[Dataset entries on figures]
··········

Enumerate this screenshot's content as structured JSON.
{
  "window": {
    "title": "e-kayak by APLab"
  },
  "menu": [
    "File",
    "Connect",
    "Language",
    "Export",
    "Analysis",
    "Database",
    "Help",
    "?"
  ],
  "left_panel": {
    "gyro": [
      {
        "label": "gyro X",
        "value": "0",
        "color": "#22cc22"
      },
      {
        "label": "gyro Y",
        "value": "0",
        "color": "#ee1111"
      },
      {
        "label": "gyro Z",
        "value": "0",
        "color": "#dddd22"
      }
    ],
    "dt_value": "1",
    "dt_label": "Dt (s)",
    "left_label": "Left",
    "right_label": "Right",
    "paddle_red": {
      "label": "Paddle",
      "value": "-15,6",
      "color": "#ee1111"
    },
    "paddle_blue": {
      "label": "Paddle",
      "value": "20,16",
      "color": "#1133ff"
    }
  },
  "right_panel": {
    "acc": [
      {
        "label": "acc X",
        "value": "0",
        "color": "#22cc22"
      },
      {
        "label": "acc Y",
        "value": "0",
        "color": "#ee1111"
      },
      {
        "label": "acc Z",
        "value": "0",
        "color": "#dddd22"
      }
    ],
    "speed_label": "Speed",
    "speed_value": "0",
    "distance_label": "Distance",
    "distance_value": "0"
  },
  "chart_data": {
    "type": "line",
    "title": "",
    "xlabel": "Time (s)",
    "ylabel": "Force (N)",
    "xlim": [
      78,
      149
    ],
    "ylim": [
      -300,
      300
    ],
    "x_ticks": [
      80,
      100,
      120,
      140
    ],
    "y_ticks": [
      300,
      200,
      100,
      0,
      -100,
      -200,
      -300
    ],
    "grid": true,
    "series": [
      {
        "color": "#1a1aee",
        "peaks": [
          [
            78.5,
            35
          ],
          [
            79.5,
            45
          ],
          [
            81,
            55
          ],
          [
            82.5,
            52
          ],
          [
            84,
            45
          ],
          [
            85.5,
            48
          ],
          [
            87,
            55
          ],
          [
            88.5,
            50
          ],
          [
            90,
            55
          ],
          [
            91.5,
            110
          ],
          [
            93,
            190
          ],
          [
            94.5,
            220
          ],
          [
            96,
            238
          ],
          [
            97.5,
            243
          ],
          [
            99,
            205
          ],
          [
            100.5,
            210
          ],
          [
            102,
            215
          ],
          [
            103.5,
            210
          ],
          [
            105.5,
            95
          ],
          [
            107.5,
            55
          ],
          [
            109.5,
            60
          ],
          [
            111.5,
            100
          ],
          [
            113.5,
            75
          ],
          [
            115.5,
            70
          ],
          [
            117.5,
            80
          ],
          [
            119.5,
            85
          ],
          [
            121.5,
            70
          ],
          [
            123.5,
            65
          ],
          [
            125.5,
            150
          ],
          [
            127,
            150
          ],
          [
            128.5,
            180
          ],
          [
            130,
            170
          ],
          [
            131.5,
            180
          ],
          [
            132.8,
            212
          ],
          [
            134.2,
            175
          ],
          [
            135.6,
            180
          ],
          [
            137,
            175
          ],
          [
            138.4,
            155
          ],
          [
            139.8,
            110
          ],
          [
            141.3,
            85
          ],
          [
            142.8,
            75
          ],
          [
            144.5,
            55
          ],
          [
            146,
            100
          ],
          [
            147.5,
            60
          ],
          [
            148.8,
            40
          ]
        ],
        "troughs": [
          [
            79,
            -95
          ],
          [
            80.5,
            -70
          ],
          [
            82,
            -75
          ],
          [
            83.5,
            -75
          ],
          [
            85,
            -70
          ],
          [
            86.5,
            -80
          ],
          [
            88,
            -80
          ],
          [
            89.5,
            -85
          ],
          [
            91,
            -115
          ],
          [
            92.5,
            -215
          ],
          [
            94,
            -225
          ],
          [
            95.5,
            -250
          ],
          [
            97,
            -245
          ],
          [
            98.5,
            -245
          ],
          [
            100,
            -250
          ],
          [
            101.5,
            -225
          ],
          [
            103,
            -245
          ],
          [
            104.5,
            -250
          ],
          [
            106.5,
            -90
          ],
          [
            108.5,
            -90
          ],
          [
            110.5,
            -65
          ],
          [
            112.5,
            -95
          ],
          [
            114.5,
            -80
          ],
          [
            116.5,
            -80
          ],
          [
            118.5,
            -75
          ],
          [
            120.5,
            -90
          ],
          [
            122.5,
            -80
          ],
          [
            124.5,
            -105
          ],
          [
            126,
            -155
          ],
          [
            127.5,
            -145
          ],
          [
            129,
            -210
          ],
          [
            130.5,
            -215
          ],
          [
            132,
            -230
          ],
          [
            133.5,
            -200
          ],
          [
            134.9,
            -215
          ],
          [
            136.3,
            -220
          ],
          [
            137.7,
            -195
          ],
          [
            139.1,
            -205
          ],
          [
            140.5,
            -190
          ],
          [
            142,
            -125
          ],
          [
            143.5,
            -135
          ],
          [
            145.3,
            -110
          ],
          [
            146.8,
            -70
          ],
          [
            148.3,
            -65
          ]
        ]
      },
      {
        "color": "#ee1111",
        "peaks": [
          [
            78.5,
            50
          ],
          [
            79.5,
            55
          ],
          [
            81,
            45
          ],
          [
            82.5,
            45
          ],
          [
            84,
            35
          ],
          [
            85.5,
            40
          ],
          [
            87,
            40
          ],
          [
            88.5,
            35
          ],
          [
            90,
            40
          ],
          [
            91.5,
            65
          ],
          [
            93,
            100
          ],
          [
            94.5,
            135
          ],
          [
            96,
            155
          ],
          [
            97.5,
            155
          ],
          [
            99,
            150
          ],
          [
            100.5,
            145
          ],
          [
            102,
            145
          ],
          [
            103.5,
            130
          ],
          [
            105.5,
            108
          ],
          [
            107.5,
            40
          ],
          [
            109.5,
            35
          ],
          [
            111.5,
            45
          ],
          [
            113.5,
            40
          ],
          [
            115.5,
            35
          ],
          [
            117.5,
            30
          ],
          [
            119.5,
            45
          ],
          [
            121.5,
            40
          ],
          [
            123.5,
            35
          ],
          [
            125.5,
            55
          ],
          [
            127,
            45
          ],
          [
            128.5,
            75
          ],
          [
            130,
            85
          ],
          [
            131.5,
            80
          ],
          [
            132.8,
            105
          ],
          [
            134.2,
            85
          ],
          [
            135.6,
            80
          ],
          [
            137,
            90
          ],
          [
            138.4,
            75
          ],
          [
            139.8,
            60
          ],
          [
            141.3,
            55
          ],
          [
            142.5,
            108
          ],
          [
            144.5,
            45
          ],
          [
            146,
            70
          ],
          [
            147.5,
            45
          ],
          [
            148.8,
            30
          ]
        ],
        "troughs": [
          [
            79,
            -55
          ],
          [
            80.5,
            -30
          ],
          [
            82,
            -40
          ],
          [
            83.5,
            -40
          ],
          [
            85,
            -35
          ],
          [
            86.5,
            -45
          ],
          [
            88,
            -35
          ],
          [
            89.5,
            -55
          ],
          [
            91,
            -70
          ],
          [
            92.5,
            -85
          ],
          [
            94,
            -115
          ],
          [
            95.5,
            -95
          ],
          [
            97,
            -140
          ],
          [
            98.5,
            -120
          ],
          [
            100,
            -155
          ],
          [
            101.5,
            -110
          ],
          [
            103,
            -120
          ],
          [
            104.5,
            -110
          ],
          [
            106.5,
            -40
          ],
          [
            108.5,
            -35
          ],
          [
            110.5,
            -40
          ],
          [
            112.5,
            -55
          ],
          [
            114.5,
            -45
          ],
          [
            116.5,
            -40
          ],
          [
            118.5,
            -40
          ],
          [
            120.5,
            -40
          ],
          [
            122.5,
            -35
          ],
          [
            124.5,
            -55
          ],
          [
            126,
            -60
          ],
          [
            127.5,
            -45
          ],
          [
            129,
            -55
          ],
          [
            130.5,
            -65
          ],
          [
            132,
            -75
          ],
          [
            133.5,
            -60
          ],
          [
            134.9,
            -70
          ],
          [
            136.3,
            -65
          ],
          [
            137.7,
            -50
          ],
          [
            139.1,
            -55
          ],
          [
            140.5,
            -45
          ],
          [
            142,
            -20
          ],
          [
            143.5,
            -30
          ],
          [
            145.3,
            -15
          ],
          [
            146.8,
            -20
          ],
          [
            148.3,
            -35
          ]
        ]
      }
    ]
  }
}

··········

- TASK PROMPT: Whenever "gyro" turns up in a line, pick that line out.

- RESPONSE TO THIS TASK:
    "gyro": [
        "label": "gyro X",
        "label": "gyro Y",
        "label": "gyro Z",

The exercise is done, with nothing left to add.